> [EXERCISE BRIEF]
Skip all pictures, then print the remaining material exactly.

** begin DATASET EXTRACT **

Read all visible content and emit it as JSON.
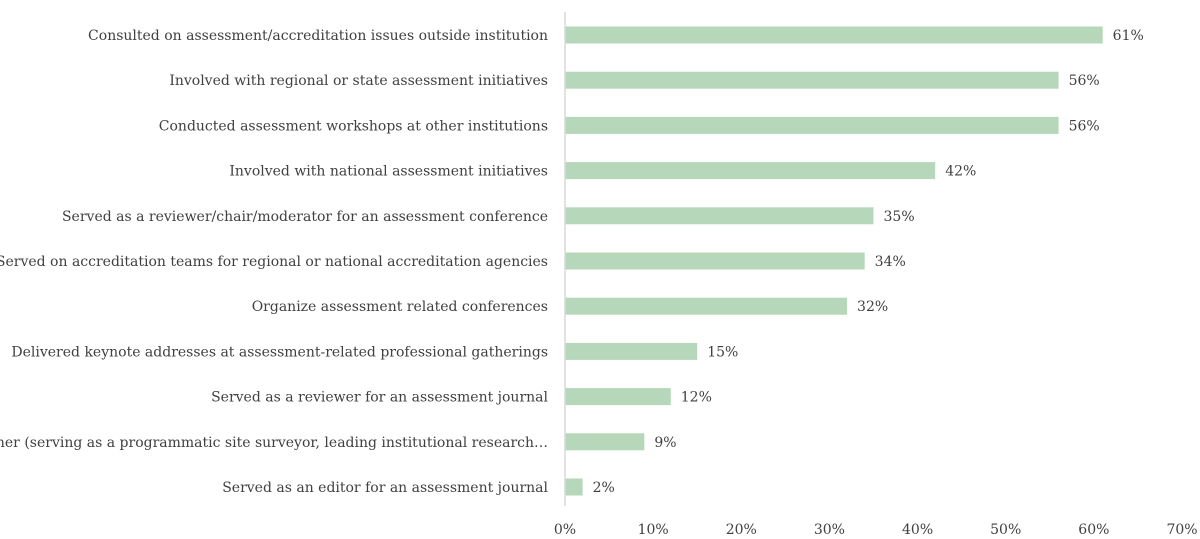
{
  "chart_data": {
    "type": "bar",
    "orientation": "horizontal",
    "title": "",
    "xlabel": "",
    "ylabel": "",
    "categories": [
      "Consulted on assessment/accreditation issues outside institution",
      "Involved with regional or state assessment initiatives",
      "Conducted assessment workshops at other institutions",
      "Involved with national assessment initiatives",
      "Served as a reviewer/chair/moderator for an assessment conference",
      "Served on accreditation teams for regional or national accreditation agencies",
      "Organize assessment related conferences",
      "Delivered keynote addresses at assessment-related professional gatherings",
      "Served as a reviewer for an assessment journal",
      "Other (serving as a programmatic site surveyor, leading institutional research…",
      "Served as an editor for an assessment  journal"
    ],
    "values": [
      61,
      56,
      56,
      42,
      35,
      34,
      32,
      15,
      12,
      9,
      2
    ],
    "data_labels": [
      "61%",
      "56%",
      "56%",
      "42%",
      "35%",
      "34%",
      "32%",
      "15%",
      "12%",
      "9%",
      "2%"
    ],
    "xlim": [
      0,
      70
    ],
    "x_ticks": [
      "0%",
      "10%",
      "20%",
      "30%",
      "40%",
      "50%",
      "60%",
      "70%"
    ],
    "x_tick_values": [
      0,
      10,
      20,
      30,
      40,
      50,
      60,
      70
    ],
    "grid": false,
    "legend": "none",
    "bar_color": "#b6d7b9",
    "axis_color": "#d9d9d9",
    "text_color": "#404040"
  }
}
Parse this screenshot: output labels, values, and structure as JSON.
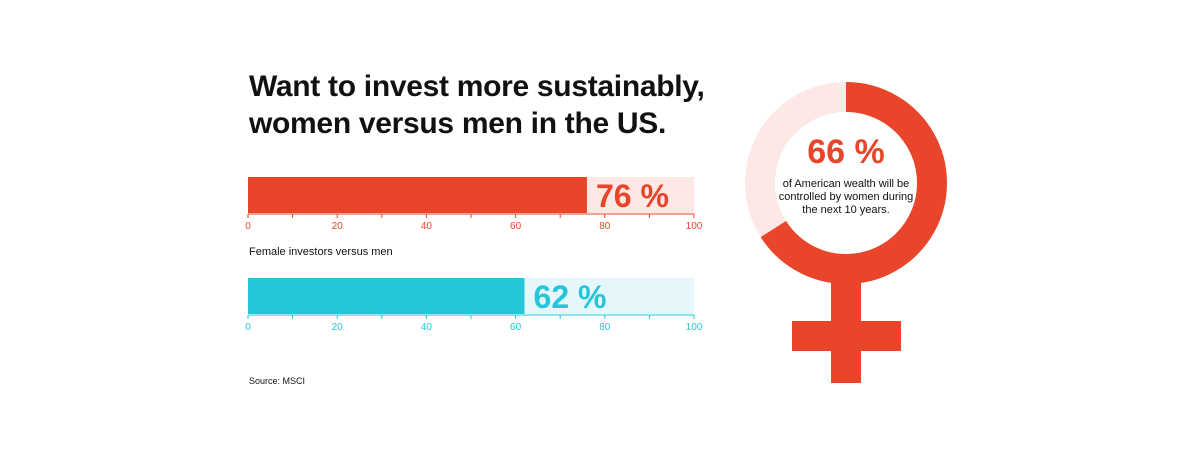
{
  "title_lines": [
    "Want to invest more sustainably,",
    "women versus men in the US."
  ],
  "chart_data": [
    {
      "type": "bar",
      "orientation": "horizontal",
      "values": [
        76
      ],
      "value_label": "76 %",
      "xlim": [
        0,
        100
      ],
      "ticks": [
        "0",
        "20",
        "40",
        "60",
        "80",
        "100"
      ],
      "colors": {
        "bar": "#e8452a",
        "track": "#fce8e4",
        "axis": "#e8452a",
        "label": "#e8452a"
      }
    },
    {
      "type": "bar",
      "orientation": "horizontal",
      "values": [
        62
      ],
      "value_label": "62 %",
      "xlim": [
        0,
        100
      ],
      "ticks": [
        "0",
        "20",
        "40",
        "60",
        "80",
        "100"
      ],
      "colors": {
        "bar": "#26c6da",
        "track": "#e6f7fb",
        "axis": "#26c6da",
        "label": "#26c6da"
      }
    }
  ],
  "female_label": "Female investors versus men",
  "source": "Source: MSCI",
  "venus": {
    "value": 66,
    "value_label": "66 %",
    "description": "of American wealth will be controlled by women during the next 10 years.",
    "colors": {
      "ring": "#e8452a",
      "ring_track": "#fce8e4"
    }
  }
}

** end DATASET EXTRACT **

> [IN RESPONSE]
Read all visible content and emit it as JSON.
{
  "chart_data": {
    "type": "bar",
    "orientation": "horizontal",
    "title": "",
    "xlabel": "",
    "ylabel": "",
    "categories": [
      "Consulted on assessment/accreditation issues outside institution",
      "Involved with regional or state assessment initiatives",
      "Conducted assessment workshops at other institutions",
      "Involved with national assessment initiatives",
      "Served as a reviewer/chair/moderator for an assessment conference",
      "Served on accreditation teams for regional or national accreditation agencies",
      "Organize assessment related conferences",
      "Delivered keynote addresses at assessment-related professional gatherings",
      "Served as a reviewer for an assessment journal",
      "Other (serving as a programmatic site surveyor, leading institutional research…",
      "Served as an editor for an assessment  journal"
    ],
    "values": [
      61,
      56,
      56,
      42,
      35,
      34,
      32,
      15,
      12,
      9,
      2
    ],
    "data_labels": [
      "61%",
      "56%",
      "56%",
      "42%",
      "35%",
      "34%",
      "32%",
      "15%",
      "12%",
      "9%",
      "2%"
    ],
    "xlim": [
      0,
      70
    ],
    "x_ticks": [
      "0%",
      "10%",
      "20%",
      "30%",
      "40%",
      "50%",
      "60%",
      "70%"
    ],
    "x_tick_values": [
      0,
      10,
      20,
      30,
      40,
      50,
      60,
      70
    ],
    "grid": false,
    "legend": "none",
    "bar_color": "#b6d7b9",
    "axis_color": "#d9d9d9",
    "text_color": "#404040"
  }
}
Parse this screenshot: output labels, values, and structure as JSON.
{
  "title_lines": [
    "Want to invest more sustainably,",
    "women versus men in the US."
  ],
  "chart_data": [
    {
      "type": "bar",
      "orientation": "horizontal",
      "values": [
        76
      ],
      "value_label": "76 %",
      "xlim": [
        0,
        100
      ],
      "ticks": [
        "0",
        "20",
        "40",
        "60",
        "80",
        "100"
      ],
      "colors": {
        "bar": "#e8452a",
        "track": "#fce8e4",
        "axis": "#e8452a",
        "label": "#e8452a"
      }
    },
    {
      "type": "bar",
      "orientation": "horizontal",
      "values": [
        62
      ],
      "value_label": "62 %",
      "xlim": [
        0,
        100
      ],
      "ticks": [
        "0",
        "20",
        "40",
        "60",
        "80",
        "100"
      ],
      "colors": {
        "bar": "#26c6da",
        "track": "#e6f7fb",
        "axis": "#26c6da",
        "label": "#26c6da"
      }
    }
  ],
  "female_label": "Female investors versus men",
  "source": "Source: MSCI",
  "venus": {
    "value": 66,
    "value_label": "66 %",
    "description": "of American wealth will be controlled by women during the next 10 years.",
    "colors": {
      "ring": "#e8452a",
      "ring_track": "#fce8e4"
    }
  }
}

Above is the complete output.